* BEGIN Excerpted records *

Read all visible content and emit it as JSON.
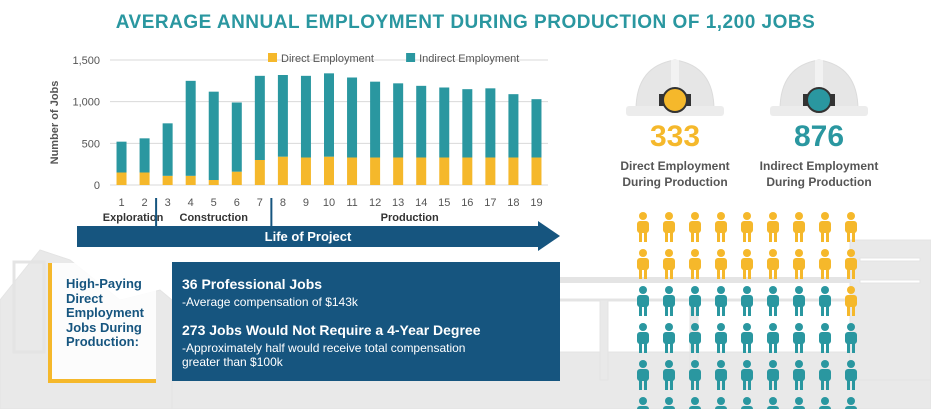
{
  "title": "AVERAGE ANNUAL EMPLOYMENT DURING PRODUCTION OF 1,200 JOBS",
  "colors": {
    "direct": "#f5b82b",
    "indirect": "#2a97a0",
    "navy": "#16557f",
    "axis_text": "#555555"
  },
  "chart_data": {
    "type": "bar",
    "stacked": true,
    "categories": [
      "1",
      "2",
      "3",
      "4",
      "5",
      "6",
      "7",
      "8",
      "9",
      "10",
      "11",
      "12",
      "13",
      "14",
      "15",
      "16",
      "17",
      "18",
      "19"
    ],
    "series": [
      {
        "name": "Direct Employment",
        "color": "#f5b82b",
        "values": [
          150,
          150,
          110,
          110,
          60,
          160,
          300,
          340,
          330,
          340,
          330,
          330,
          330,
          330,
          330,
          330,
          330,
          330,
          330
        ]
      },
      {
        "name": "Indirect Employment",
        "color": "#2a97a0",
        "values": [
          370,
          410,
          630,
          1140,
          1060,
          830,
          1010,
          980,
          980,
          1000,
          960,
          910,
          890,
          860,
          840,
          820,
          830,
          760,
          700
        ]
      }
    ],
    "ylabel": "Number of Jobs",
    "yticks": [
      "0",
      "500",
      "1,000",
      "1,500"
    ],
    "ylim": [
      0,
      1500
    ],
    "legend_position": "top",
    "grid": true,
    "phases": [
      "Exploration",
      "Construction",
      "Production"
    ],
    "phase_ranges": [
      [
        1,
        2
      ],
      [
        3,
        7
      ],
      [
        8,
        19
      ]
    ],
    "timeline_label": "Life of Project"
  },
  "stats": {
    "direct": {
      "value": "333",
      "label_line1": "Direct Employment",
      "label_line2": "During Production",
      "color": "#f5b82b"
    },
    "indirect": {
      "value": "876",
      "label_line1": "Indirect Employment",
      "label_line2": "During Production",
      "color": "#2a97a0"
    }
  },
  "people_grid": {
    "rows": 6,
    "cols": 9,
    "yellow_rows": 2,
    "yellow_extra_col9": 1
  },
  "high_paying": {
    "label": "High-Paying Direct Employment Jobs During Production:"
  },
  "info": {
    "h1": "36 Professional Jobs",
    "s1": "-Average compensation of $143k",
    "h2": "273 Jobs Would Not Require a 4-Year Degree",
    "s2_line1": "-Approximately half would receive total compensation",
    "s2_line2": "greater than $100k"
  }
}
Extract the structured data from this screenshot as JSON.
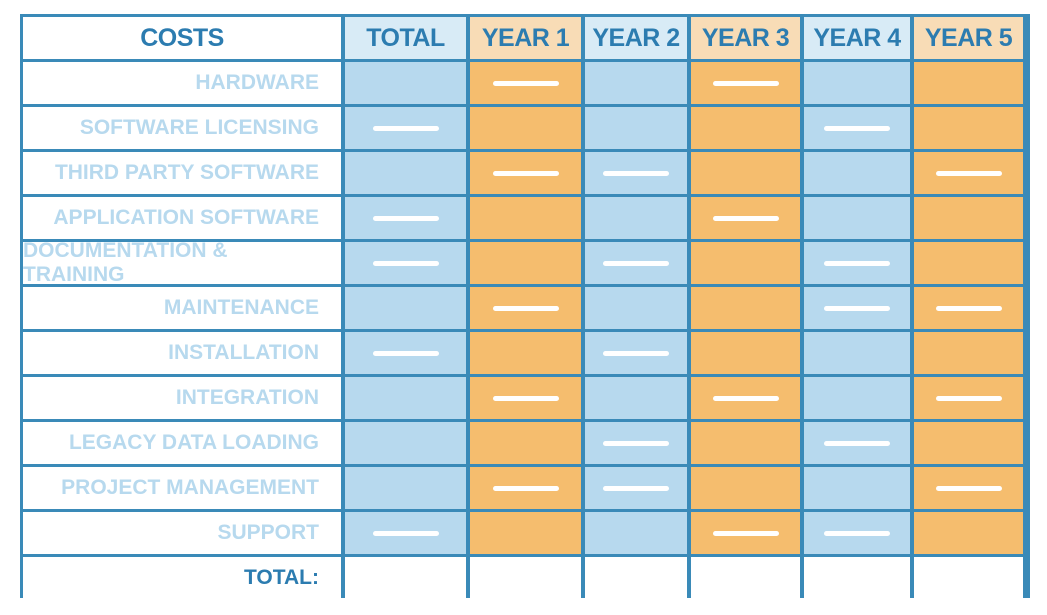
{
  "header": {
    "costs": "COSTS",
    "total": "TOTAL",
    "years": [
      "YEAR 1",
      "YEAR 2",
      "YEAR 3",
      "YEAR 4",
      "YEAR 5"
    ]
  },
  "rows": [
    {
      "label": "HARDWARE",
      "dashes": [
        false,
        true,
        false,
        true,
        false,
        false
      ]
    },
    {
      "label": "SOFTWARE LICENSING",
      "dashes": [
        true,
        false,
        false,
        false,
        true,
        false
      ]
    },
    {
      "label": "THIRD PARTY SOFTWARE",
      "dashes": [
        false,
        true,
        true,
        false,
        false,
        true
      ]
    },
    {
      "label": "APPLICATION SOFTWARE",
      "dashes": [
        true,
        false,
        false,
        true,
        false,
        false
      ]
    },
    {
      "label": "DOCUMENTATION & TRAINING",
      "dashes": [
        true,
        false,
        true,
        false,
        true,
        false
      ]
    },
    {
      "label": "MAINTENANCE",
      "dashes": [
        false,
        true,
        false,
        false,
        true,
        true
      ]
    },
    {
      "label": "INSTALLATION",
      "dashes": [
        true,
        false,
        true,
        false,
        false,
        false
      ]
    },
    {
      "label": "INTEGRATION",
      "dashes": [
        false,
        true,
        false,
        true,
        false,
        true
      ]
    },
    {
      "label": "LEGACY DATA LOADING",
      "dashes": [
        false,
        false,
        true,
        false,
        true,
        false
      ]
    },
    {
      "label": "PROJECT MANAGEMENT",
      "dashes": [
        false,
        true,
        true,
        false,
        false,
        true
      ]
    },
    {
      "label": "SUPPORT",
      "dashes": [
        true,
        false,
        false,
        true,
        true,
        false
      ]
    }
  ],
  "footer": {
    "label": "TOTAL:"
  },
  "colors": {
    "border": "#3a8ab8",
    "heading_text": "#2c7cb0",
    "blue_fill": "#b7d9ee",
    "orange_fill": "#f5bd6e",
    "blue_header": "#d8ebf6",
    "orange_header": "#f8dcb6"
  }
}
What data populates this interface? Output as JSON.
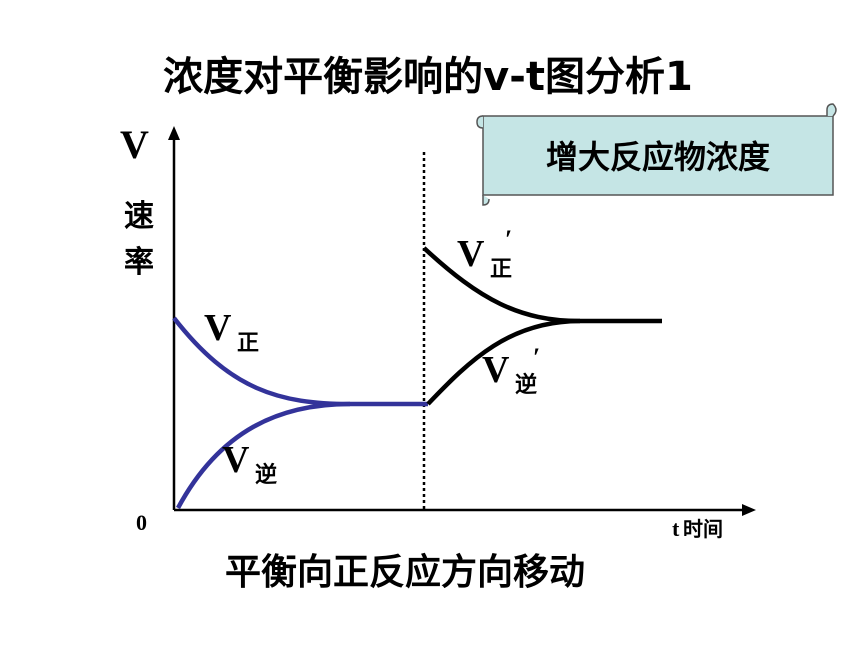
{
  "header": {
    "title": "浓度对平衡影响的v-t图分析1"
  },
  "banner": "增大反应物浓度",
  "axes": {
    "y_symbol": "V",
    "y_name": [
      "速",
      "率"
    ],
    "origin": "0",
    "x_symbol": "t",
    "x_name": "时间"
  },
  "labels": [
    {
      "symbol": "V",
      "subscript": "正"
    },
    {
      "symbol": "V",
      "subscript": "逆"
    },
    {
      "symbol": "V",
      "subscript": "正",
      "prime": "′"
    },
    {
      "symbol": "V",
      "subscript": "逆",
      "prime": "′"
    }
  ],
  "conclusion": "平衡向正反应方向移动"
}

* END Excerpted records *

Task to complete: Copy the listing over exactly, skipping the pictures it holds.

Finished answer:
Read all visible content and emit it as JSON.
{
  "title": "AVERAGE ANNUAL EMPLOYMENT DURING PRODUCTION OF 1,200 JOBS",
  "colors": {
    "direct": "#f5b82b",
    "indirect": "#2a97a0",
    "navy": "#16557f",
    "axis_text": "#555555"
  },
  "chart_data": {
    "type": "bar",
    "stacked": true,
    "categories": [
      "1",
      "2",
      "3",
      "4",
      "5",
      "6",
      "7",
      "8",
      "9",
      "10",
      "11",
      "12",
      "13",
      "14",
      "15",
      "16",
      "17",
      "18",
      "19"
    ],
    "series": [
      {
        "name": "Direct Employment",
        "color": "#f5b82b",
        "values": [
          150,
          150,
          110,
          110,
          60,
          160,
          300,
          340,
          330,
          340,
          330,
          330,
          330,
          330,
          330,
          330,
          330,
          330,
          330
        ]
      },
      {
        "name": "Indirect Employment",
        "color": "#2a97a0",
        "values": [
          370,
          410,
          630,
          1140,
          1060,
          830,
          1010,
          980,
          980,
          1000,
          960,
          910,
          890,
          860,
          840,
          820,
          830,
          760,
          700
        ]
      }
    ],
    "ylabel": "Number of Jobs",
    "yticks": [
      "0",
      "500",
      "1,000",
      "1,500"
    ],
    "ylim": [
      0,
      1500
    ],
    "legend_position": "top",
    "grid": true,
    "phases": [
      "Exploration",
      "Construction",
      "Production"
    ],
    "phase_ranges": [
      [
        1,
        2
      ],
      [
        3,
        7
      ],
      [
        8,
        19
      ]
    ],
    "timeline_label": "Life of Project"
  },
  "stats": {
    "direct": {
      "value": "333",
      "label_line1": "Direct Employment",
      "label_line2": "During Production",
      "color": "#f5b82b"
    },
    "indirect": {
      "value": "876",
      "label_line1": "Indirect Employment",
      "label_line2": "During Production",
      "color": "#2a97a0"
    }
  },
  "people_grid": {
    "rows": 6,
    "cols": 9,
    "yellow_rows": 2,
    "yellow_extra_col9": 1
  },
  "high_paying": {
    "label": "High-Paying Direct Employment Jobs During Production:"
  },
  "info": {
    "h1": "36 Professional Jobs",
    "s1": "-Average compensation of $143k",
    "h2": "273 Jobs Would Not Require a 4-Year Degree",
    "s2_line1": "-Approximately half would receive total compensation",
    "s2_line2": "greater than $100k"
  }
}
Extract the structured data from this screenshot as JSON.
{
  "header": {
    "costs": "COSTS",
    "total": "TOTAL",
    "years": [
      "YEAR 1",
      "YEAR 2",
      "YEAR 3",
      "YEAR 4",
      "YEAR 5"
    ]
  },
  "rows": [
    {
      "label": "HARDWARE",
      "dashes": [
        false,
        true,
        false,
        true,
        false,
        false
      ]
    },
    {
      "label": "SOFTWARE LICENSING",
      "dashes": [
        true,
        false,
        false,
        false,
        true,
        false
      ]
    },
    {
      "label": "THIRD PARTY SOFTWARE",
      "dashes": [
        false,
        true,
        true,
        false,
        false,
        true
      ]
    },
    {
      "label": "APPLICATION SOFTWARE",
      "dashes": [
        true,
        false,
        false,
        true,
        false,
        false
      ]
    },
    {
      "label": "DOCUMENTATION & TRAINING",
      "dashes": [
        true,
        false,
        true,
        false,
        true,
        false
      ]
    },
    {
      "label": "MAINTENANCE",
      "dashes": [
        false,
        true,
        false,
        false,
        true,
        true
      ]
    },
    {
      "label": "INSTALLATION",
      "dashes": [
        true,
        false,
        true,
        false,
        false,
        false
      ]
    },
    {
      "label": "INTEGRATION",
      "dashes": [
        false,
        true,
        false,
        true,
        false,
        true
      ]
    },
    {
      "label": "LEGACY DATA LOADING",
      "dashes": [
        false,
        false,
        true,
        false,
        true,
        false
      ]
    },
    {
      "label": "PROJECT MANAGEMENT",
      "dashes": [
        false,
        true,
        true,
        false,
        false,
        true
      ]
    },
    {
      "label": "SUPPORT",
      "dashes": [
        true,
        false,
        false,
        true,
        true,
        false
      ]
    }
  ],
  "footer": {
    "label": "TOTAL:"
  },
  "colors": {
    "border": "#3a8ab8",
    "heading_text": "#2c7cb0",
    "blue_fill": "#b7d9ee",
    "orange_fill": "#f5bd6e",
    "blue_header": "#d8ebf6",
    "orange_header": "#f8dcb6"
  }
}
What data populates this interface? Output as JSON.
{
  "header": {
    "title": "浓度对平衡影响的v-t图分析1"
  },
  "banner": "增大反应物浓度",
  "axes": {
    "y_symbol": "V",
    "y_name": [
      "速",
      "率"
    ],
    "origin": "0",
    "x_symbol": "t",
    "x_name": "时间"
  },
  "labels": [
    {
      "symbol": "V",
      "subscript": "正"
    },
    {
      "symbol": "V",
      "subscript": "逆"
    },
    {
      "symbol": "V",
      "subscript": "正",
      "prime": "′"
    },
    {
      "symbol": "V",
      "subscript": "逆",
      "prime": "′"
    }
  ],
  "conclusion": "平衡向正反应方向移动"
}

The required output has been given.